(REQUEST): Repeat every record below exactly as written.

(MATERIAL TO PROCESS):

* BEGIN *

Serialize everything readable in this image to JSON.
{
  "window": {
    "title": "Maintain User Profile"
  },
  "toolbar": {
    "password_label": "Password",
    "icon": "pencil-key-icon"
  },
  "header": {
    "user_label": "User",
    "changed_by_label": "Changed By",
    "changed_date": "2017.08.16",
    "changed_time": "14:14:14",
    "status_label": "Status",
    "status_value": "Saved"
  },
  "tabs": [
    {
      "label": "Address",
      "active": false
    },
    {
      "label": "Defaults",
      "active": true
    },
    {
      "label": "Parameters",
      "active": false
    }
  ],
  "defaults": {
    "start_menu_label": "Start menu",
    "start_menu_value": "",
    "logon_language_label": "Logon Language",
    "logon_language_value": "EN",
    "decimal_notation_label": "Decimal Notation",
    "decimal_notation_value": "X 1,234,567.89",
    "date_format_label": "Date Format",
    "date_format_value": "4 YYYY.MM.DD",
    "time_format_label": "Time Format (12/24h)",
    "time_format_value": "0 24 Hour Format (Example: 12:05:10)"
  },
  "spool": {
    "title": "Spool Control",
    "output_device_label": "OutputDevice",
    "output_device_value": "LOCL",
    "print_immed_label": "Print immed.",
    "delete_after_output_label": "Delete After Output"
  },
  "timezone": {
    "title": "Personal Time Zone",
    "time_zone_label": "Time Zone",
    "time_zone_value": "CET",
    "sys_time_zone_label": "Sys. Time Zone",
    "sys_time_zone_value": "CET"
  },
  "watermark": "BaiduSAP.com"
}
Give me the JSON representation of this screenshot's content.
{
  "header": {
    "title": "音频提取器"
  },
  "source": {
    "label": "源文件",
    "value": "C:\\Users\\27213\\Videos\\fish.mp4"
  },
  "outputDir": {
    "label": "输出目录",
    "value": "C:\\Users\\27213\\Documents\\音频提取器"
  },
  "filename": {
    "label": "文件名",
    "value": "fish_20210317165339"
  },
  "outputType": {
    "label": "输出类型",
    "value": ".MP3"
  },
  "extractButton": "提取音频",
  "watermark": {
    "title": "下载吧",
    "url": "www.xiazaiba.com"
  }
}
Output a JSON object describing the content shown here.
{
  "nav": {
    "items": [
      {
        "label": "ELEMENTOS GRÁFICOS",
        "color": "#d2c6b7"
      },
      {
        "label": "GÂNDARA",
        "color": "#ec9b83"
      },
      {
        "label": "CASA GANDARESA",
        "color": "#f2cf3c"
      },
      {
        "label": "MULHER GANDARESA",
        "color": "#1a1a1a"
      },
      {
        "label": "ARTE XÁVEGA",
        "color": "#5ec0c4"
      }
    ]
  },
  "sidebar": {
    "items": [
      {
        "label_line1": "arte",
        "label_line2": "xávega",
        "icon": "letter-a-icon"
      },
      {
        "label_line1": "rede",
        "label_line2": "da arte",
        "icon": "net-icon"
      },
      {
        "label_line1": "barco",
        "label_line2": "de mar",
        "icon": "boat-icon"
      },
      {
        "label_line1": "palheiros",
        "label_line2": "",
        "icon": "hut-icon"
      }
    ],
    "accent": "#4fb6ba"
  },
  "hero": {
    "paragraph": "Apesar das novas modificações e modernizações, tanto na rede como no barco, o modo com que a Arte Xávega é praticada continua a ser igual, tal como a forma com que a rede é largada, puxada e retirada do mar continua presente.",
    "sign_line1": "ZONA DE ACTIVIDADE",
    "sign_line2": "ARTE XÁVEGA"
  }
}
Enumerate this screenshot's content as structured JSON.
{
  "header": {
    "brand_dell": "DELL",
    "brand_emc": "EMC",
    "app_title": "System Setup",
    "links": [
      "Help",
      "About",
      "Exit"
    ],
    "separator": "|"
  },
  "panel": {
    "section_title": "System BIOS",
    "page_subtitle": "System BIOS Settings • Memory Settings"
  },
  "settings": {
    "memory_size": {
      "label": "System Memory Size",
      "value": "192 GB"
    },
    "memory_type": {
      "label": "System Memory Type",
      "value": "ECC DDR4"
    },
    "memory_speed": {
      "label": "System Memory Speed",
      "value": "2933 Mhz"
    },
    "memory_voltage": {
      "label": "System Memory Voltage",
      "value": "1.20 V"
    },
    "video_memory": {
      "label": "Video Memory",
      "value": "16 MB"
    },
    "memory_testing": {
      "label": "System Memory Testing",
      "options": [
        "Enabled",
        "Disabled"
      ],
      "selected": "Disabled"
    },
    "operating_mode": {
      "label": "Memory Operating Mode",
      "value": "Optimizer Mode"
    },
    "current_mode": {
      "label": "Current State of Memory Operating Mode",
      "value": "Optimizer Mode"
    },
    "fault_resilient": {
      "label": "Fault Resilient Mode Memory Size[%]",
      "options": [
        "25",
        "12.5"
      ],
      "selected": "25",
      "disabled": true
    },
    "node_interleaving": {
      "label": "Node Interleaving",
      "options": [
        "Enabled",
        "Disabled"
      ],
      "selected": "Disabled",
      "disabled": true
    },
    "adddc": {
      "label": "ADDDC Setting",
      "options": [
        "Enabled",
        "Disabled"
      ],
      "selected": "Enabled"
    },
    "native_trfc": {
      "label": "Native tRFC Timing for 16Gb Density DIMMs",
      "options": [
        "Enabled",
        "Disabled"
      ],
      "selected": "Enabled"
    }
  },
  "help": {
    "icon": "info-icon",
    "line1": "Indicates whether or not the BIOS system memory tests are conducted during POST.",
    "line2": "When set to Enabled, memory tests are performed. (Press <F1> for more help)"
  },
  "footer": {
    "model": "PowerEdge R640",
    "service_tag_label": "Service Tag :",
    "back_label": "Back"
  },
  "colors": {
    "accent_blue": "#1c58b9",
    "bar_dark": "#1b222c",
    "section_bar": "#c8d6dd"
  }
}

* END *

(TASK ANSWER):
Serialize everything readable in this image to JSON.
{
  "window": {
    "title": "Maintain User Profile"
  },
  "toolbar": {
    "password_label": "Password",
    "icon": "pencil-key-icon"
  },
  "header": {
    "user_label": "User",
    "changed_by_label": "Changed By",
    "changed_date": "2017.08.16",
    "changed_time": "14:14:14",
    "status_label": "Status",
    "status_value": "Saved"
  },
  "tabs": [
    {
      "label": "Address",
      "active": false
    },
    {
      "label": "Defaults",
      "active": true
    },
    {
      "label": "Parameters",
      "active": false
    }
  ],
  "defaults": {
    "start_menu_label": "Start menu",
    "start_menu_value": "",
    "logon_language_label": "Logon Language",
    "logon_language_value": "EN",
    "decimal_notation_label": "Decimal Notation",
    "decimal_notation_value": "X 1,234,567.89",
    "date_format_label": "Date Format",
    "date_format_value": "4 YYYY.MM.DD",
    "time_format_label": "Time Format (12/24h)",
    "time_format_value": "0 24 Hour Format (Example: 12:05:10)"
  },
  "spool": {
    "title": "Spool Control",
    "output_device_label": "OutputDevice",
    "output_device_value": "LOCL",
    "print_immed_label": "Print immed.",
    "delete_after_output_label": "Delete After Output"
  },
  "timezone": {
    "title": "Personal Time Zone",
    "time_zone_label": "Time Zone",
    "time_zone_value": "CET",
    "sys_time_zone_label": "Sys. Time Zone",
    "sys_time_zone_value": "CET"
  },
  "watermark": "BaiduSAP.com"
}
Give me the JSON representation of this screenshot's content.
{
  "header": {
    "title": "音频提取器"
  },
  "source": {
    "label": "源文件",
    "value": "C:\\Users\\27213\\Videos\\fish.mp4"
  },
  "outputDir": {
    "label": "输出目录",
    "value": "C:\\Users\\27213\\Documents\\音频提取器"
  },
  "filename": {
    "label": "文件名",
    "value": "fish_20210317165339"
  },
  "outputType": {
    "label": "输出类型",
    "value": ".MP3"
  },
  "extractButton": "提取音频",
  "watermark": {
    "title": "下载吧",
    "url": "www.xiazaiba.com"
  }
}
Output a JSON object describing the content shown here.
{
  "nav": {
    "items": [
      {
        "label": "ELEMENTOS GRÁFICOS",
        "color": "#d2c6b7"
      },
      {
        "label": "GÂNDARA",
        "color": "#ec9b83"
      },
      {
        "label": "CASA GANDARESA",
        "color": "#f2cf3c"
      },
      {
        "label": "MULHER GANDARESA",
        "color": "#1a1a1a"
      },
      {
        "label": "ARTE XÁVEGA",
        "color": "#5ec0c4"
      }
    ]
  },
  "sidebar": {
    "items": [
      {
        "label_line1": "arte",
        "label_line2": "xávega",
        "icon": "letter-a-icon"
      },
      {
        "label_line1": "rede",
        "label_line2": "da arte",
        "icon": "net-icon"
      },
      {
        "label_line1": "barco",
        "label_line2": "de mar",
        "icon": "boat-icon"
      },
      {
        "label_line1": "palheiros",
        "label_line2": "",
        "icon": "hut-icon"
      }
    ],
    "accent": "#4fb6ba"
  },
  "hero": {
    "paragraph": "Apesar das novas modificações e modernizações, tanto na rede como no barco, o modo com que a Arte Xávega é praticada continua a ser igual, tal como a forma com que a rede é largada, puxada e retirada do mar continua presente.",
    "sign_line1": "ZONA DE ACTIVIDADE",
    "sign_line2": "ARTE XÁVEGA"
  }
}
Enumerate this screenshot's content as structured JSON.
{
  "header": {
    "brand_dell": "DELL",
    "brand_emc": "EMC",
    "app_title": "System Setup",
    "links": [
      "Help",
      "About",
      "Exit"
    ],
    "separator": "|"
  },
  "panel": {
    "section_title": "System BIOS",
    "page_subtitle": "System BIOS Settings • Memory Settings"
  },
  "settings": {
    "memory_size": {
      "label": "System Memory Size",
      "value": "192 GB"
    },
    "memory_type": {
      "label": "System Memory Type",
      "value": "ECC DDR4"
    },
    "memory_speed": {
      "label": "System Memory Speed",
      "value": "2933 Mhz"
    },
    "memory_voltage": {
      "label": "System Memory Voltage",
      "value": "1.20 V"
    },
    "video_memory": {
      "label": "Video Memory",
      "value": "16 MB"
    },
    "memory_testing": {
      "label": "System Memory Testing",
      "options": [
        "Enabled",
        "Disabled"
      ],
      "selected": "Disabled"
    },
    "operating_mode": {
      "label": "Memory Operating Mode",
      "value": "Optimizer Mode"
    },
    "current_mode": {
      "label": "Current State of Memory Operating Mode",
      "value": "Optimizer Mode"
    },
    "fault_resilient": {
      "label": "Fault Resilient Mode Memory Size[%]",
      "options": [
        "25",
        "12.5"
      ],
      "selected": "25",
      "disabled": true
    },
    "node_interleaving": {
      "label": "Node Interleaving",
      "options": [
        "Enabled",
        "Disabled"
      ],
      "selected": "Disabled",
      "disabled": true
    },
    "adddc": {
      "label": "ADDDC Setting",
      "options": [
        "Enabled",
        "Disabled"
      ],
      "selected": "Enabled"
    },
    "native_trfc": {
      "label": "Native tRFC Timing for 16Gb Density DIMMs",
      "options": [
        "Enabled",
        "Disabled"
      ],
      "selected": "Enabled"
    }
  },
  "help": {
    "icon": "info-icon",
    "line1": "Indicates whether or not the BIOS system memory tests are conducted during POST.",
    "line2": "When set to Enabled, memory tests are performed. (Press <F1> for more help)"
  },
  "footer": {
    "model": "PowerEdge R640",
    "service_tag_label": "Service Tag :",
    "back_label": "Back"
  },
  "colors": {
    "accent_blue": "#1c58b9",
    "bar_dark": "#1b222c",
    "section_bar": "#c8d6dd"
  }
}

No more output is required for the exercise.